(Dataset entries on figures)

^^^^^^^^

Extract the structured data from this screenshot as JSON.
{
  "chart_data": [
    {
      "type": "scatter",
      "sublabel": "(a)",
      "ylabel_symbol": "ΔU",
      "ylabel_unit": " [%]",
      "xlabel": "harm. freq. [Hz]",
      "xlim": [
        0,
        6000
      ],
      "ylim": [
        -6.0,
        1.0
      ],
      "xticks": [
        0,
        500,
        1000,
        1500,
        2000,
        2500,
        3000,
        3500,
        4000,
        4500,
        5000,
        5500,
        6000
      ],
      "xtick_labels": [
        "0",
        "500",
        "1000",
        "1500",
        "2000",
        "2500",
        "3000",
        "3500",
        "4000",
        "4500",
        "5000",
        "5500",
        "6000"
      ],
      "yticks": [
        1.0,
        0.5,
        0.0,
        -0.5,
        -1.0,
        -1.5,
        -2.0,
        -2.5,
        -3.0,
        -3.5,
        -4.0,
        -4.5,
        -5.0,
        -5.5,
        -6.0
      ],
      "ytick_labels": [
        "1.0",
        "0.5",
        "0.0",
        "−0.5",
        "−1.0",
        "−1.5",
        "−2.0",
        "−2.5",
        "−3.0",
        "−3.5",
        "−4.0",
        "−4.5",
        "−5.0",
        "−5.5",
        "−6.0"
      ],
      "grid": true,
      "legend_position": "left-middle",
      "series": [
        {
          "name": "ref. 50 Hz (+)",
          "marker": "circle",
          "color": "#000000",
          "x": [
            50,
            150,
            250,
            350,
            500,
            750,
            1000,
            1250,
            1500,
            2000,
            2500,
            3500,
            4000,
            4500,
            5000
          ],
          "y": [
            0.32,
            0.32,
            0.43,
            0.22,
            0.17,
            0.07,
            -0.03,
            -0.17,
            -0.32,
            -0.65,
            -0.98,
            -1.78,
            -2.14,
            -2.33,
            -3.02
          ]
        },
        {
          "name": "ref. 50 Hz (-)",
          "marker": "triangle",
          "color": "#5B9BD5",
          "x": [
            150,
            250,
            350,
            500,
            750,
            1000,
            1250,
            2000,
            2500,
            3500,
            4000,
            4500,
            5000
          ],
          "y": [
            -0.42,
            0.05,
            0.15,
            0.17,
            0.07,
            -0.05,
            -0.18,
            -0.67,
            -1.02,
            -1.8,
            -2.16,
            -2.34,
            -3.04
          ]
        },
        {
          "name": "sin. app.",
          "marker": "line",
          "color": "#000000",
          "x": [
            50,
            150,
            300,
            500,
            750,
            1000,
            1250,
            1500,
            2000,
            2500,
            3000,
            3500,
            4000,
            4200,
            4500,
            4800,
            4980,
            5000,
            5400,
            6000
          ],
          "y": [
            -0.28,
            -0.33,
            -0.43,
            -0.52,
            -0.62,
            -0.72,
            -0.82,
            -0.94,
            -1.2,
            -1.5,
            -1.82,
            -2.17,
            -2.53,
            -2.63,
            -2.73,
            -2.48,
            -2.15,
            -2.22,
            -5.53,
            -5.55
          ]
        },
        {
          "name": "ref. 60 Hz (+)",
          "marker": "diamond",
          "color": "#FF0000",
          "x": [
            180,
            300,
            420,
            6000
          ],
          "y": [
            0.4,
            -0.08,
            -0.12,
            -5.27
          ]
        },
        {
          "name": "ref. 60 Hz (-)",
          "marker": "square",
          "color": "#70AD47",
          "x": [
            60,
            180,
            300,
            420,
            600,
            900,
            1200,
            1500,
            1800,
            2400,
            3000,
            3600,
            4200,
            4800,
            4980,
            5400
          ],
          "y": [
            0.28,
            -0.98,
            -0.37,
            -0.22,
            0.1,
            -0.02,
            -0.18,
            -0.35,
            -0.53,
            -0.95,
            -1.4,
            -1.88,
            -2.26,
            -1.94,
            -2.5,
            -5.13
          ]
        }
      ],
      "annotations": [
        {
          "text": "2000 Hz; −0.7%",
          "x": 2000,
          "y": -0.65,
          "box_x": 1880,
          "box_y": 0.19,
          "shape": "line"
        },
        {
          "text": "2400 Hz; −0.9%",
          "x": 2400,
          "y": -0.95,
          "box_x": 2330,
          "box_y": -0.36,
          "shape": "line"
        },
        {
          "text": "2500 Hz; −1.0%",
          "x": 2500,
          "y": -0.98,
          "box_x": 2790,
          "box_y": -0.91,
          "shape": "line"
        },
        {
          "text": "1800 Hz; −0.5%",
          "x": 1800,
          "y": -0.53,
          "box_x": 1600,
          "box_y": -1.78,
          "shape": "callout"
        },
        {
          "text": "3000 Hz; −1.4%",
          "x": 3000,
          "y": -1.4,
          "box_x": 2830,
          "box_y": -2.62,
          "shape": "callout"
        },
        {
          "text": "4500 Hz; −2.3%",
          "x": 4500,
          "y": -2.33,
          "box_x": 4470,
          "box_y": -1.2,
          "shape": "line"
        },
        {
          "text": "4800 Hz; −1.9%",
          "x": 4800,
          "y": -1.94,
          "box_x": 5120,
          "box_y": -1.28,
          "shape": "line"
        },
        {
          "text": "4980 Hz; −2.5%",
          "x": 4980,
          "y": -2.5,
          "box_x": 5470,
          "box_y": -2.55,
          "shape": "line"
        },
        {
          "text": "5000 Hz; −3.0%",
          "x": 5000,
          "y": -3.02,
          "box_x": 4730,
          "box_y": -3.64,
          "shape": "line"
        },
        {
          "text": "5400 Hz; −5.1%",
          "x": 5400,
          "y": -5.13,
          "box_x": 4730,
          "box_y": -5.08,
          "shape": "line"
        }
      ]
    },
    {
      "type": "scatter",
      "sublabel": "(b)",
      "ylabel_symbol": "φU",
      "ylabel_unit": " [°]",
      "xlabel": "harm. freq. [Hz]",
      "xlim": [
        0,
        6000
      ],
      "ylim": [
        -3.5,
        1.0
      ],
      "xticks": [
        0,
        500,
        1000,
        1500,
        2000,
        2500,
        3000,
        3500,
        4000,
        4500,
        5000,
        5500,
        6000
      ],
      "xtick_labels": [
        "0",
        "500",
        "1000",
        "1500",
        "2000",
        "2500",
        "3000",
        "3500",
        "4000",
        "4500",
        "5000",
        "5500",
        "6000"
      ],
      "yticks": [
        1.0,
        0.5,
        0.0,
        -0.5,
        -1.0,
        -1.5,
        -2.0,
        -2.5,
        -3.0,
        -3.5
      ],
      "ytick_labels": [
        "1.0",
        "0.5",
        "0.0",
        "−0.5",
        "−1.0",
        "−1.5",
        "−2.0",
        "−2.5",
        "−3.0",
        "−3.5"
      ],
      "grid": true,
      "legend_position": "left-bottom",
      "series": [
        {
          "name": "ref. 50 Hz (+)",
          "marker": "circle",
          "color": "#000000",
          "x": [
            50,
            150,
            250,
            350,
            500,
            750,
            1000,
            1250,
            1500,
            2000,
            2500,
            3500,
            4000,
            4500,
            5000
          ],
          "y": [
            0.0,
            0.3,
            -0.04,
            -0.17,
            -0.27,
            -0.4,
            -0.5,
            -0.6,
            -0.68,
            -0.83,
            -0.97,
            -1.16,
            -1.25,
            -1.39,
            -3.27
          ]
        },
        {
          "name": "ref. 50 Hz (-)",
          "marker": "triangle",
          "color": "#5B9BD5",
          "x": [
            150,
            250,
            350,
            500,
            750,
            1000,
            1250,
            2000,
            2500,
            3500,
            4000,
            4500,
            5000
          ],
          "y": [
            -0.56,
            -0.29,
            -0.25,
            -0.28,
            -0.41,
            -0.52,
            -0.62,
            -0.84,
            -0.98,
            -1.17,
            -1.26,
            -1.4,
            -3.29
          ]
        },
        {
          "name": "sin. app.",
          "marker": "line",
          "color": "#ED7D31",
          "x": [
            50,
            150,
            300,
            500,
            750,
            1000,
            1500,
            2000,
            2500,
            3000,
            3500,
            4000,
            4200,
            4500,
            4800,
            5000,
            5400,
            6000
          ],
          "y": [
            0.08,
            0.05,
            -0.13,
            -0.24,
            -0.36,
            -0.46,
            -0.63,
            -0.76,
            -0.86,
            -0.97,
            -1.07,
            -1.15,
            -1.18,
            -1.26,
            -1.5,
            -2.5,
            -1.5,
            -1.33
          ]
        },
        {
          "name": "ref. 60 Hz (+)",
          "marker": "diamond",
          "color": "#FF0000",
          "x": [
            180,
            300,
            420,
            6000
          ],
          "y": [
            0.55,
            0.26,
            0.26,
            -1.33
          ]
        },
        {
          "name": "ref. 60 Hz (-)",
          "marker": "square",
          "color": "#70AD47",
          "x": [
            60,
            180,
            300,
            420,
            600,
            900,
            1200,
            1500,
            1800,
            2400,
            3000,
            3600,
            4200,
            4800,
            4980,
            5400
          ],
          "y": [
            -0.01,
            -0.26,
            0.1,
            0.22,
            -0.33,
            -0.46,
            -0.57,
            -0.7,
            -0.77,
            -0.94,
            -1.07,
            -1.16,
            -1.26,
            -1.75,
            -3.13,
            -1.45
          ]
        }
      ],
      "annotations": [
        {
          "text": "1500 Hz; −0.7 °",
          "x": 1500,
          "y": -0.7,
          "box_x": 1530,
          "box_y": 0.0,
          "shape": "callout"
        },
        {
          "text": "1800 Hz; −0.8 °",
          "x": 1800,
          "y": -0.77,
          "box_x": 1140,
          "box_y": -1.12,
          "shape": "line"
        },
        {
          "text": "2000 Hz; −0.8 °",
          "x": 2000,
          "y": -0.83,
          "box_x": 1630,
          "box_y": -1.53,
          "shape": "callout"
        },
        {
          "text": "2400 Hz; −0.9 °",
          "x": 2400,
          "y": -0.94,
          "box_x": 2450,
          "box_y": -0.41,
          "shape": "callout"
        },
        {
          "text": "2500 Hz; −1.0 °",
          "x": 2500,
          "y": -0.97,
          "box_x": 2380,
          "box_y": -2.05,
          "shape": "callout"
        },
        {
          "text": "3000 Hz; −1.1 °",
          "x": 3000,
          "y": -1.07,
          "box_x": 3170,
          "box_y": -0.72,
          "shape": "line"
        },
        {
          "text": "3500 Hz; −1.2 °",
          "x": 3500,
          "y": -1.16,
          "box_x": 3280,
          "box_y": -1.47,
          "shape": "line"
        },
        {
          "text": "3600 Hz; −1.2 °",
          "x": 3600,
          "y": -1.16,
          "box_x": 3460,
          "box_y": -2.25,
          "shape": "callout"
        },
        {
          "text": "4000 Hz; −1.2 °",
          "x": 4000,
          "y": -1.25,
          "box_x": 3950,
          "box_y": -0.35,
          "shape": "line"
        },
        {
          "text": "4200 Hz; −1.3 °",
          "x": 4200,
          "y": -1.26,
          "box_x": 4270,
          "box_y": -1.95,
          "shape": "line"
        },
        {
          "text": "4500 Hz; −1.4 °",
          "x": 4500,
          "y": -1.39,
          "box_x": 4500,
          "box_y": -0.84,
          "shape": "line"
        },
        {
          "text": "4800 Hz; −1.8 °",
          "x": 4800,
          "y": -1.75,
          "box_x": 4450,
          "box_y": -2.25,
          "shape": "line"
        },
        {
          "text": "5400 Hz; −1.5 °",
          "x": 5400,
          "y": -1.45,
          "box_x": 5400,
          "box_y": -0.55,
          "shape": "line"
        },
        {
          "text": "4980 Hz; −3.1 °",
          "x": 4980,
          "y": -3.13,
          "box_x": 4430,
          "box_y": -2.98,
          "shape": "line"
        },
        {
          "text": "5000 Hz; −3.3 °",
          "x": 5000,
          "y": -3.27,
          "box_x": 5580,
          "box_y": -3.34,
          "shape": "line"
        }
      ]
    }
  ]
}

^^^^^^^^

_STATED PROBLEM_:
Copy every line of the listing that includes the string "left".

_WRITTEN SOLUTION_:
      "legend_position": "left-middle",
      "legend_position": "left-bottom",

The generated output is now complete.